* [Stated exercise]:
Give the number of lines in the entries that contain "JSON". State only the count.

---- Input records

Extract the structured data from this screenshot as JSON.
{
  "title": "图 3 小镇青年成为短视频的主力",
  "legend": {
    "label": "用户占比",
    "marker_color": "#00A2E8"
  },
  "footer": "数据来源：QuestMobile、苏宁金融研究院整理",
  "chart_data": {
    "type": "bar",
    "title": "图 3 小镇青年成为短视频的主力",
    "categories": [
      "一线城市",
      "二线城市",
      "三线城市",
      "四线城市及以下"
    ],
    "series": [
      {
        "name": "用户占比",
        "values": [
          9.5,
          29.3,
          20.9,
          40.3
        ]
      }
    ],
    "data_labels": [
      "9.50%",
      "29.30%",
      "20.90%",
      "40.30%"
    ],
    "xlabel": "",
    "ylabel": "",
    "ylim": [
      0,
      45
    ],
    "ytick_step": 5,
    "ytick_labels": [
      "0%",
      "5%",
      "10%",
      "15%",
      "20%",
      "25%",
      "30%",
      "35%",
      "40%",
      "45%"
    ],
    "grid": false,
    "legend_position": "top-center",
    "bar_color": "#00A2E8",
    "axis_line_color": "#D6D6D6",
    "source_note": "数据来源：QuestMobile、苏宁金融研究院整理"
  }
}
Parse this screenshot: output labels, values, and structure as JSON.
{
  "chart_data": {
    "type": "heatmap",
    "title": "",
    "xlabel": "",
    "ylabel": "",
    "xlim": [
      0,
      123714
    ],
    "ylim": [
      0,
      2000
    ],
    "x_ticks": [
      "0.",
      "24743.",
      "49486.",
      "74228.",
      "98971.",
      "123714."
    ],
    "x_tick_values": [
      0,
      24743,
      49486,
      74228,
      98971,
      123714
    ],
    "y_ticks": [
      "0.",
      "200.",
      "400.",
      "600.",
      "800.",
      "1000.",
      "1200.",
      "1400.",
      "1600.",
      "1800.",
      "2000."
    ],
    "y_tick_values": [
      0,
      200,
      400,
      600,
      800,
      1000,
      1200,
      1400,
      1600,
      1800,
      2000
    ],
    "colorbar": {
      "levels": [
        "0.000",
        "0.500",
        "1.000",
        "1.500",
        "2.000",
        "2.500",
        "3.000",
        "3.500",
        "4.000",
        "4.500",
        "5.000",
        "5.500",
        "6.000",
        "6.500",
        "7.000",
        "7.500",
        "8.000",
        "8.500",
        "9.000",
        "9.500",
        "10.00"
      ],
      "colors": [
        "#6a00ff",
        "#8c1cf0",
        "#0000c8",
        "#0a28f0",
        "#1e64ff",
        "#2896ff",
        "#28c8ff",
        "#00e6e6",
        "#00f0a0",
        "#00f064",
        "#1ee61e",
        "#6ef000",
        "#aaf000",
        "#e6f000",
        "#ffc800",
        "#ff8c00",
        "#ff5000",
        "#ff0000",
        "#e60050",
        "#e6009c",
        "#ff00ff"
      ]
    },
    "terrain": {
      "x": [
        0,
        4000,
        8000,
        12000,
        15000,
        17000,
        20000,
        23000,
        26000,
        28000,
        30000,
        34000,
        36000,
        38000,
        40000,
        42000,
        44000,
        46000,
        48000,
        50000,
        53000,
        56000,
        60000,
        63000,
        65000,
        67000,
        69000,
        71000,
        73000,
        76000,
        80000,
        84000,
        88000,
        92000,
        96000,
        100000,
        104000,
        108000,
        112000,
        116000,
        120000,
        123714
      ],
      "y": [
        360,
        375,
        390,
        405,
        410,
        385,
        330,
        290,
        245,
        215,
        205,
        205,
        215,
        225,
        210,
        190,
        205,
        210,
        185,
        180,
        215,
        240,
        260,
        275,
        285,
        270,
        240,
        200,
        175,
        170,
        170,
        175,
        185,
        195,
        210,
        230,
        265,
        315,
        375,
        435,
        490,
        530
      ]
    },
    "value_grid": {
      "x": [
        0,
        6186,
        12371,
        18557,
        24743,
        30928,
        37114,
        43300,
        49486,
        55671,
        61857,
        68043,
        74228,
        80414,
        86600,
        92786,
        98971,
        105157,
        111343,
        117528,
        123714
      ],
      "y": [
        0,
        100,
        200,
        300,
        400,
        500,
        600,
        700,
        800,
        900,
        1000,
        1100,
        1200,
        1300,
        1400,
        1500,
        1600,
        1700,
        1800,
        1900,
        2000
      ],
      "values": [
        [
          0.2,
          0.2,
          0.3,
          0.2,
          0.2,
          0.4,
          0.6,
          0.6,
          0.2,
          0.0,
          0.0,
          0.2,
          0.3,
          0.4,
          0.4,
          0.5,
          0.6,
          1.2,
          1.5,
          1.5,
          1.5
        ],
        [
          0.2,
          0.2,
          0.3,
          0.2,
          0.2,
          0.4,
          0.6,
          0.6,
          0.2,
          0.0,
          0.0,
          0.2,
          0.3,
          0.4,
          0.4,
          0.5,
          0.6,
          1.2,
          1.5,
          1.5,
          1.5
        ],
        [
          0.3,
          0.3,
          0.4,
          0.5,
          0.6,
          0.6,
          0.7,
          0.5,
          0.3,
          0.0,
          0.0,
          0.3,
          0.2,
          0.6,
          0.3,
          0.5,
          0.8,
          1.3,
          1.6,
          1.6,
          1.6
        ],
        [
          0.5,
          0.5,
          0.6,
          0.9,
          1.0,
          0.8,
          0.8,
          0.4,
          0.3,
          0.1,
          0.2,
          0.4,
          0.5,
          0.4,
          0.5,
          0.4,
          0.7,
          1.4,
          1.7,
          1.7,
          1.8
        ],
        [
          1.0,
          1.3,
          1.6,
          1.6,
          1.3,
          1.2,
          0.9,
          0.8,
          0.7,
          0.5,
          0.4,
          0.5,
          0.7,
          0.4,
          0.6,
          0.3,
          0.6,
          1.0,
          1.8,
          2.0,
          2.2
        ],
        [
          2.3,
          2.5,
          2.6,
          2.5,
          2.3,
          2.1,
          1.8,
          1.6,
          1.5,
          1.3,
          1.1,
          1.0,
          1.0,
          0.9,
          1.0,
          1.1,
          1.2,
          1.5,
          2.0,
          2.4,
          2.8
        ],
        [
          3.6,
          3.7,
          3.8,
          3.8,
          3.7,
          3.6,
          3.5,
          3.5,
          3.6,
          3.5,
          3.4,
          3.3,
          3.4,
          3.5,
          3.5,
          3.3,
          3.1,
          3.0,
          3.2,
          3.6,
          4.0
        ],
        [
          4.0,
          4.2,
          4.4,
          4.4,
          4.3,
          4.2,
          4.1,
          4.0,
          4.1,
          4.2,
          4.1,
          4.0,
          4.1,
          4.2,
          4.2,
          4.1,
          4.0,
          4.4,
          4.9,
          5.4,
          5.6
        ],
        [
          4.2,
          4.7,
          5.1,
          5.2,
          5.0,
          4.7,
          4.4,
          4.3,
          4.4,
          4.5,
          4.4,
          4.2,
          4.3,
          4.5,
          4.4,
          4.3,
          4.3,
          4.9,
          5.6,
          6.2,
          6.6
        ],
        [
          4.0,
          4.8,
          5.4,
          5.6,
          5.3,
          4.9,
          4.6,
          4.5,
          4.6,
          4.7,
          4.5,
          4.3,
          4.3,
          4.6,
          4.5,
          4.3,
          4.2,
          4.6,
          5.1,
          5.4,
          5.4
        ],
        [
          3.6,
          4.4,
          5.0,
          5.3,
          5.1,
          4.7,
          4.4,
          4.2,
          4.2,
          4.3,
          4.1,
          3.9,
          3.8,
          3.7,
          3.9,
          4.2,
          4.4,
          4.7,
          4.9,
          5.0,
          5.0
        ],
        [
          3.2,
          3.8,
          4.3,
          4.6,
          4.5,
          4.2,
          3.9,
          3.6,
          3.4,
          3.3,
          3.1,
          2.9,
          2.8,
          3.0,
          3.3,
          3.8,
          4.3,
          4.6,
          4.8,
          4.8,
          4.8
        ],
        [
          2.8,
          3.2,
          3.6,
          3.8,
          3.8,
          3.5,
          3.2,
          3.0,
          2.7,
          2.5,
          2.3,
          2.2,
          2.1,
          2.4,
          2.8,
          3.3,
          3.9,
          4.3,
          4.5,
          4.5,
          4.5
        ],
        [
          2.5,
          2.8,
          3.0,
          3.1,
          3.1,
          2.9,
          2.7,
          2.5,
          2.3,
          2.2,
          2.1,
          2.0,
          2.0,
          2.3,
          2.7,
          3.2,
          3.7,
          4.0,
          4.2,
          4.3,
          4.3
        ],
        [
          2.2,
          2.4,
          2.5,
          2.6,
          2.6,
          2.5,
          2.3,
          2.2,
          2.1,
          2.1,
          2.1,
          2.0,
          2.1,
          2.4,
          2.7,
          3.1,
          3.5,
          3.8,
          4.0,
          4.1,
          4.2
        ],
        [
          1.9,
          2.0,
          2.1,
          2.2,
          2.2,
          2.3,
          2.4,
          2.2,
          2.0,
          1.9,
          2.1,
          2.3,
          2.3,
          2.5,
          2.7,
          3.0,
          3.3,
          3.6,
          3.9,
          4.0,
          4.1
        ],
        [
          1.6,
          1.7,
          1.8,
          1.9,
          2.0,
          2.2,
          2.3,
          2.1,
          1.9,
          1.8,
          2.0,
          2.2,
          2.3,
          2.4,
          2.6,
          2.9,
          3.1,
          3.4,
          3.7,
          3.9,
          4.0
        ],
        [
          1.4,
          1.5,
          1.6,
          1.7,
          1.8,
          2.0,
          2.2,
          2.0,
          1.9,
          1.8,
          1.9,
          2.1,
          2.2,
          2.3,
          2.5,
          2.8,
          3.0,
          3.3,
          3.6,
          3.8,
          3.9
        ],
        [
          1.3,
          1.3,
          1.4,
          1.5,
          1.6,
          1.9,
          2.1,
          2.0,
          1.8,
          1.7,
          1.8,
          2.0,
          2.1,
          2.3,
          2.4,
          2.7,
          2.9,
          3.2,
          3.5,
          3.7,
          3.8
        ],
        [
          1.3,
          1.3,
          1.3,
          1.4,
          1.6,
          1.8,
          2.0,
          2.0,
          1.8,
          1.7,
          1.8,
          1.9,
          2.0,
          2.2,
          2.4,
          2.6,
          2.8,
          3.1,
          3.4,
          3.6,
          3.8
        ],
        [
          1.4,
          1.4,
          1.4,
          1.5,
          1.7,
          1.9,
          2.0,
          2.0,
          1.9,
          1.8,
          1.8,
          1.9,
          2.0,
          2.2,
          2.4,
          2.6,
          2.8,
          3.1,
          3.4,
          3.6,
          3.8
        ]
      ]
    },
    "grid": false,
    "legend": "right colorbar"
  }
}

--------

* [Solution for this problem]:
2